• EXERCISE OBJECTIVE:
Copy out the whole listing exactly as written, leaving the pictures behind.

Lines of data
────────

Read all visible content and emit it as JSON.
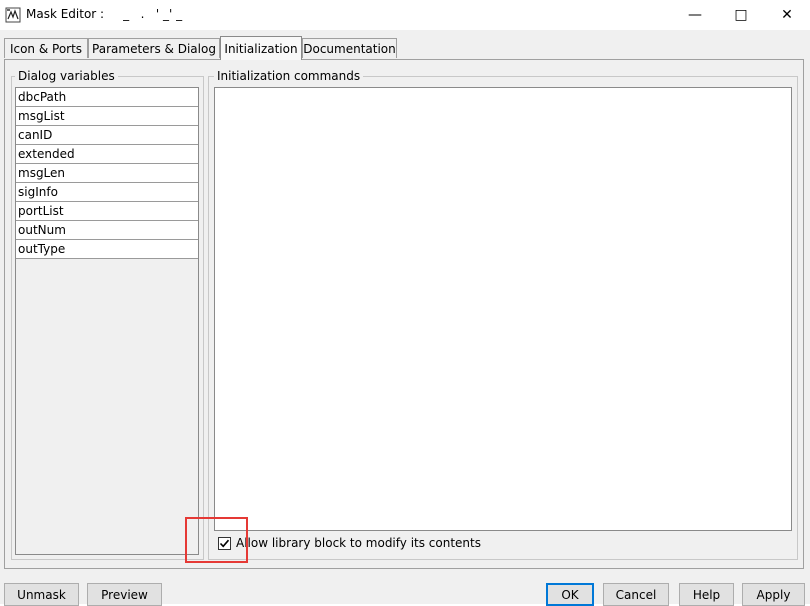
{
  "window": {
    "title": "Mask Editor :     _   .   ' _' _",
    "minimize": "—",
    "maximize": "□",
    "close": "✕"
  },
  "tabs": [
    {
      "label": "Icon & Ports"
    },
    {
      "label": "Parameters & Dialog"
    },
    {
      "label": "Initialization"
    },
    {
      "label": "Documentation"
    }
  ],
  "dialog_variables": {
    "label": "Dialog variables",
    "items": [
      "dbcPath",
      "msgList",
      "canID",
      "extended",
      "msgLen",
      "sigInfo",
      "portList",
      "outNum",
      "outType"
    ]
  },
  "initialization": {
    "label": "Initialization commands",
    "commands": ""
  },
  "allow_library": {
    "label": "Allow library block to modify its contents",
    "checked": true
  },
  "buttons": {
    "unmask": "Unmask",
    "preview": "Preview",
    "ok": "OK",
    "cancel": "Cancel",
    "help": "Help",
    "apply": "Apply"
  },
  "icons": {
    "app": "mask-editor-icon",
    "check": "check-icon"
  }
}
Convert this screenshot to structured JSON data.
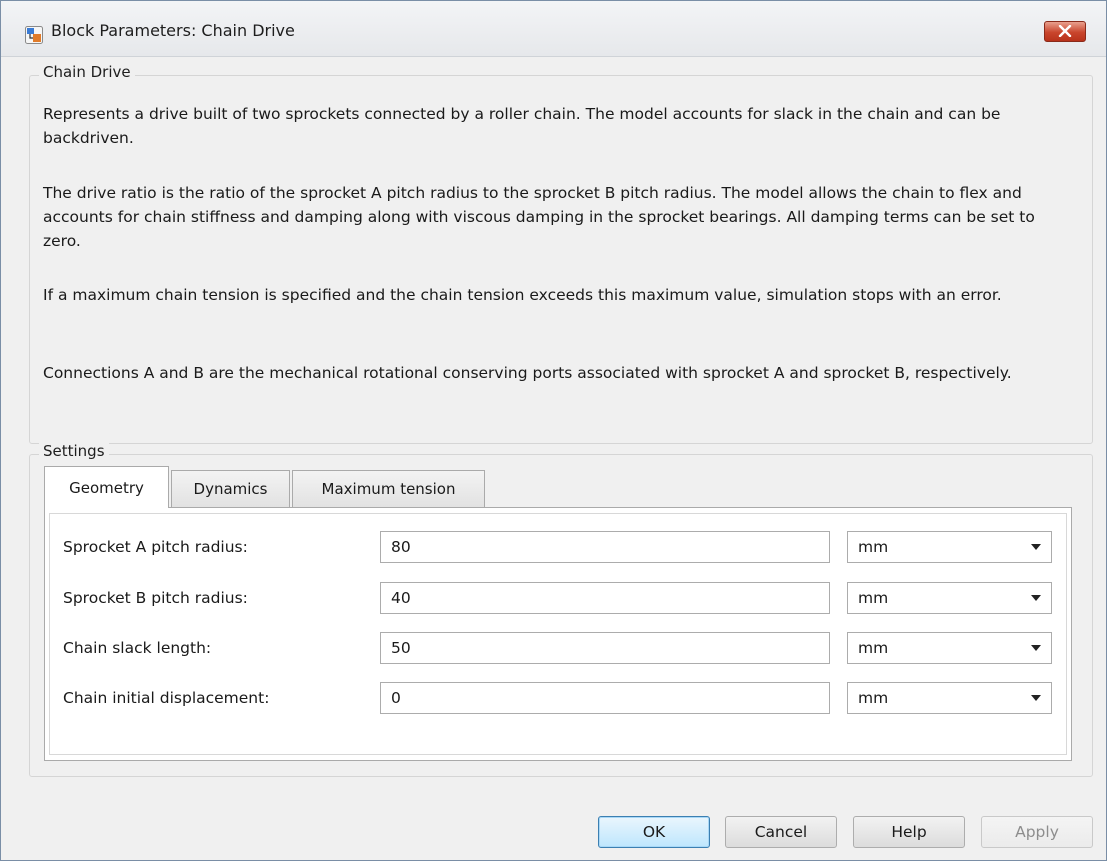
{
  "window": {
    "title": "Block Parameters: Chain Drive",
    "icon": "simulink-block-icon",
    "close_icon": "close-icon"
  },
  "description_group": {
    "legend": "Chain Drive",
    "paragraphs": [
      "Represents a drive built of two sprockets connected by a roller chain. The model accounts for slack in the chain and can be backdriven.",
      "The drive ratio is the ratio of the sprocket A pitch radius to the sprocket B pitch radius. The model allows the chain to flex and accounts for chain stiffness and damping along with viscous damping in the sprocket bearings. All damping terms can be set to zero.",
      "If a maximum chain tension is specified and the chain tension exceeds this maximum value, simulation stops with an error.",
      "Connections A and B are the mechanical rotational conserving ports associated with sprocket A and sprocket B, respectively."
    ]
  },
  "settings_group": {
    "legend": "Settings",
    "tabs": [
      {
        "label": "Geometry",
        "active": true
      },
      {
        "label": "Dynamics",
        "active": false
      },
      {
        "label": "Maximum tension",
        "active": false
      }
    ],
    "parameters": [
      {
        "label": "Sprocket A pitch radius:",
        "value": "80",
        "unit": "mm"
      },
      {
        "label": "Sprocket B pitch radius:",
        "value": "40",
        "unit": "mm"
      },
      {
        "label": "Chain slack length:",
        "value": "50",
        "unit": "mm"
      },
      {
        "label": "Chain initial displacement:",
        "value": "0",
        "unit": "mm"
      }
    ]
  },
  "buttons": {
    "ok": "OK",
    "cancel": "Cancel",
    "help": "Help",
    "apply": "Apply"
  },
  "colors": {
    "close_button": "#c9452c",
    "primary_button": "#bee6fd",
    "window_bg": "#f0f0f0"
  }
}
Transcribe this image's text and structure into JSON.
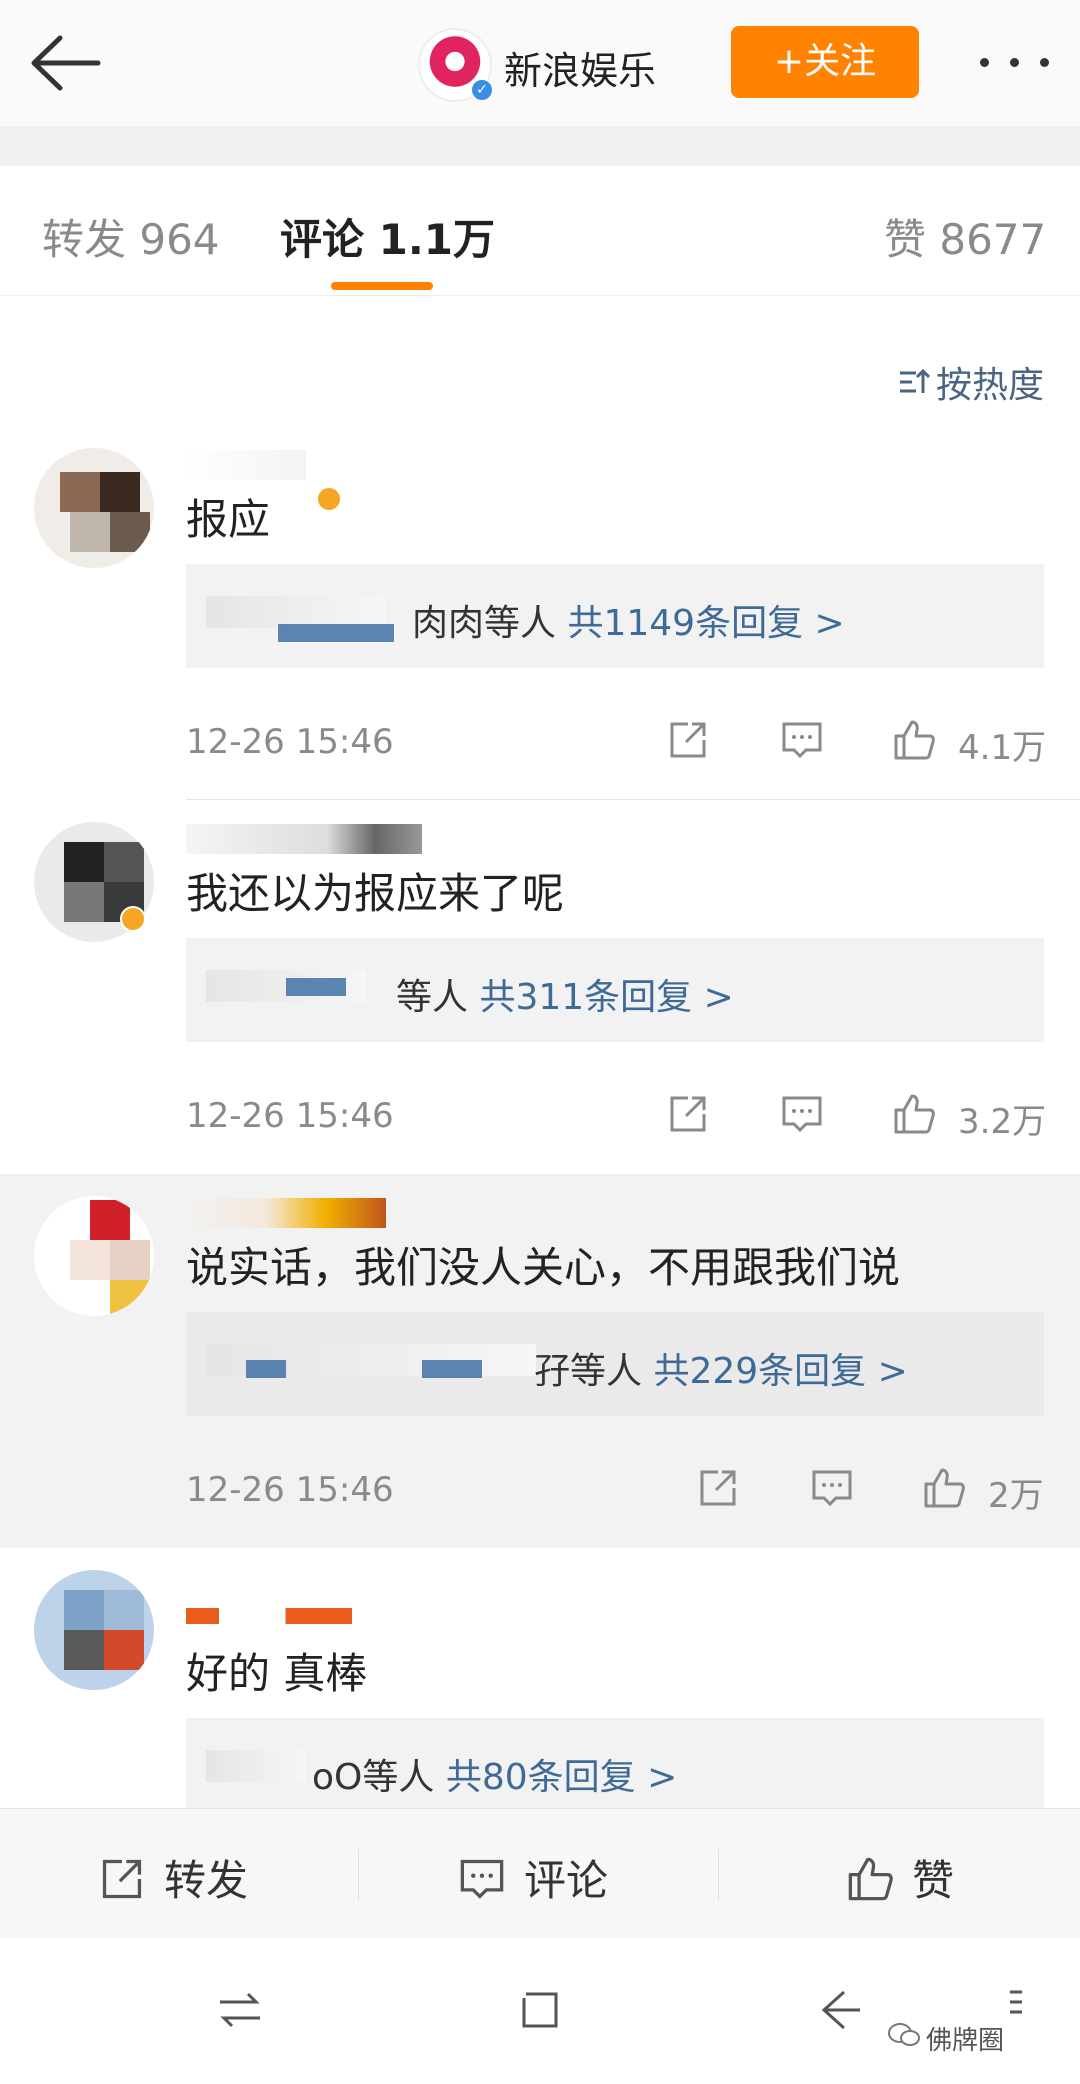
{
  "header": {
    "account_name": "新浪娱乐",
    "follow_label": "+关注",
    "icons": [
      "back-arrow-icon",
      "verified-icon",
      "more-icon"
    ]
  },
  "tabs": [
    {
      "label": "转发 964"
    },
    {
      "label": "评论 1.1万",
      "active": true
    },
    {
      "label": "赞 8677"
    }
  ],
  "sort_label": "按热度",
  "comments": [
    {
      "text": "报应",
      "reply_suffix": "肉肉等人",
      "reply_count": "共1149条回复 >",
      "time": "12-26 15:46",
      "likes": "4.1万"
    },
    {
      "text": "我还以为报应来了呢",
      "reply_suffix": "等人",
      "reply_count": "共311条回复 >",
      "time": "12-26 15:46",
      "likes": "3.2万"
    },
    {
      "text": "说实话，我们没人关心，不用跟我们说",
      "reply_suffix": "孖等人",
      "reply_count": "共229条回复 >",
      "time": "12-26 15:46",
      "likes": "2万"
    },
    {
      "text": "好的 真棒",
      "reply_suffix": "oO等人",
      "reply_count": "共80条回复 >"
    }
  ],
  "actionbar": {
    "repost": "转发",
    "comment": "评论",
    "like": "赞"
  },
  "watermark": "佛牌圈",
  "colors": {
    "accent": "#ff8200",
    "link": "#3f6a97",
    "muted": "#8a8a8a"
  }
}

────────

• SOLUTION FOR THIS TASK:
Read all visible content and emit it as JSON.
{
  "window": {
    "title": "Mask Editor :     _   .   ' _' _",
    "minimize": "—",
    "maximize": "□",
    "close": "✕"
  },
  "tabs": [
    {
      "label": "Icon & Ports"
    },
    {
      "label": "Parameters & Dialog"
    },
    {
      "label": "Initialization"
    },
    {
      "label": "Documentation"
    }
  ],
  "dialog_variables": {
    "label": "Dialog variables",
    "items": [
      "dbcPath",
      "msgList",
      "canID",
      "extended",
      "msgLen",
      "sigInfo",
      "portList",
      "outNum",
      "outType"
    ]
  },
  "initialization": {
    "label": "Initialization commands",
    "commands": ""
  },
  "allow_library": {
    "label": "Allow library block to modify its contents",
    "checked": true
  },
  "buttons": {
    "unmask": "Unmask",
    "preview": "Preview",
    "ok": "OK",
    "cancel": "Cancel",
    "help": "Help",
    "apply": "Apply"
  },
  "icons": {
    "app": "mask-editor-icon",
    "check": "check-icon"
  }
}
Convert this screenshot to structured JSON data.
{
  "window": {
    "title": "Block Parameters: Chain Drive",
    "icon": "simulink-block-icon",
    "close_icon": "close-icon"
  },
  "description_group": {
    "legend": "Chain Drive",
    "paragraphs": [
      "Represents a drive built of two sprockets connected by a roller chain. The model accounts for slack in the chain and can be backdriven.",
      "The drive ratio is the ratio of the sprocket A pitch radius to the sprocket B pitch radius. The model allows the chain to flex and accounts for chain stiffness and damping along with viscous damping in the sprocket bearings. All damping terms can be set to zero.",
      "If a maximum chain tension is specified and the chain tension exceeds this maximum value, simulation stops with an error.",
      "Connections A and B are the mechanical rotational conserving ports associated with sprocket A and sprocket B, respectively."
    ]
  },
  "settings_group": {
    "legend": "Settings",
    "tabs": [
      {
        "label": "Geometry",
        "active": true
      },
      {
        "label": "Dynamics",
        "active": false
      },
      {
        "label": "Maximum tension",
        "active": false
      }
    ],
    "parameters": [
      {
        "label": "Sprocket A pitch radius:",
        "value": "80",
        "unit": "mm"
      },
      {
        "label": "Sprocket B pitch radius:",
        "value": "40",
        "unit": "mm"
      },
      {
        "label": "Chain slack length:",
        "value": "50",
        "unit": "mm"
      },
      {
        "label": "Chain initial displacement:",
        "value": "0",
        "unit": "mm"
      }
    ]
  },
  "buttons": {
    "ok": "OK",
    "cancel": "Cancel",
    "help": "Help",
    "apply": "Apply"
  },
  "colors": {
    "close_button": "#c9452c",
    "primary_button": "#bee6fd",
    "window_bg": "#f0f0f0"
  }
}
Transcribe this image's text and structure into JSON.
{
  "header": {
    "account_name": "新浪娱乐",
    "follow_label": "+关注",
    "icons": [
      "back-arrow-icon",
      "verified-icon",
      "more-icon"
    ]
  },
  "tabs": [
    {
      "label": "转发 964"
    },
    {
      "label": "评论 1.1万",
      "active": true
    },
    {
      "label": "赞 8677"
    }
  ],
  "sort_label": "按热度",
  "comments": [
    {
      "text": "报应",
      "reply_suffix": "肉肉等人",
      "reply_count": "共1149条回复 >",
      "time": "12-26 15:46",
      "likes": "4.1万"
    },
    {
      "text": "我还以为报应来了呢",
      "reply_suffix": "等人",
      "reply_count": "共311条回复 >",
      "time": "12-26 15:46",
      "likes": "3.2万"
    },
    {
      "text": "说实话，我们没人关心，不用跟我们说",
      "reply_suffix": "孖等人",
      "reply_count": "共229条回复 >",
      "time": "12-26 15:46",
      "likes": "2万"
    },
    {
      "text": "好的 真棒",
      "reply_suffix": "oO等人",
      "reply_count": "共80条回复 >"
    }
  ],
  "actionbar": {
    "repost": "转发",
    "comment": "评论",
    "like": "赞"
  },
  "watermark": "佛牌圈",
  "colors": {
    "accent": "#ff8200",
    "link": "#3f6a97",
    "muted": "#8a8a8a"
  }
}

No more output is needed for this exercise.